▶ TASK GOAL
Give every line again exactly as it appears, please, but not the pictures.

[Data records]
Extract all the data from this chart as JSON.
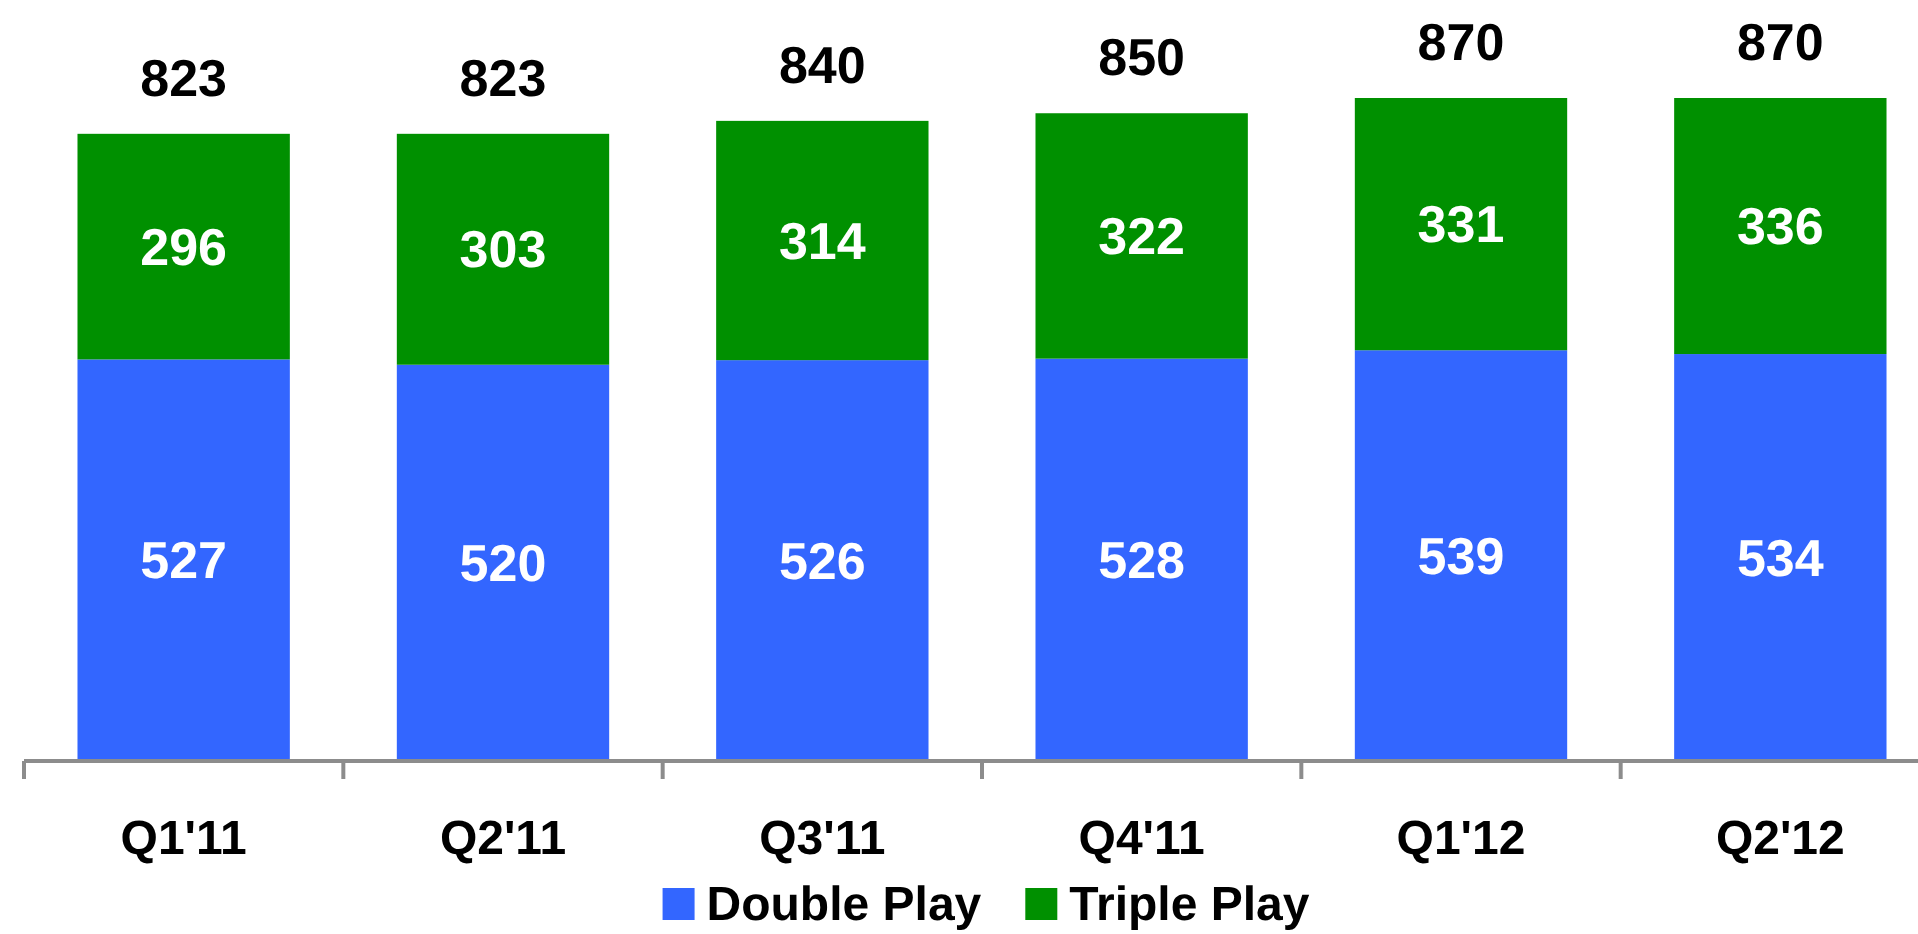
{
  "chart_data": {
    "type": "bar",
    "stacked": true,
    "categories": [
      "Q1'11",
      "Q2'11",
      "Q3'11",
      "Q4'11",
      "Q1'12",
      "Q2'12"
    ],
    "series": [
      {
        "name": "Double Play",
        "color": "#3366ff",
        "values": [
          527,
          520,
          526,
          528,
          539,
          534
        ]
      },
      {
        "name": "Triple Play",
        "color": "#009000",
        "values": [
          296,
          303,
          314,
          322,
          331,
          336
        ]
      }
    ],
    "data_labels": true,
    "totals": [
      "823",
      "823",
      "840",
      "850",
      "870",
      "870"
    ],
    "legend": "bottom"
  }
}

▶ COMPLETE OUTPUT
Extract all the data from this chart as JSON.
{
  "chart_data": {
    "type": "bar",
    "stacked": true,
    "categories": [
      "Q1'11",
      "Q2'11",
      "Q3'11",
      "Q4'11",
      "Q1'12",
      "Q2'12"
    ],
    "series": [
      {
        "name": "Double Play",
        "color": "#3366ff",
        "values": [
          527,
          520,
          526,
          528,
          539,
          534
        ]
      },
      {
        "name": "Triple Play",
        "color": "#009000",
        "values": [
          296,
          303,
          314,
          322,
          331,
          336
        ]
      }
    ],
    "data_labels": true,
    "totals": [
      "823",
      "823",
      "840",
      "850",
      "870",
      "870"
    ],
    "legend": "bottom"
  }
}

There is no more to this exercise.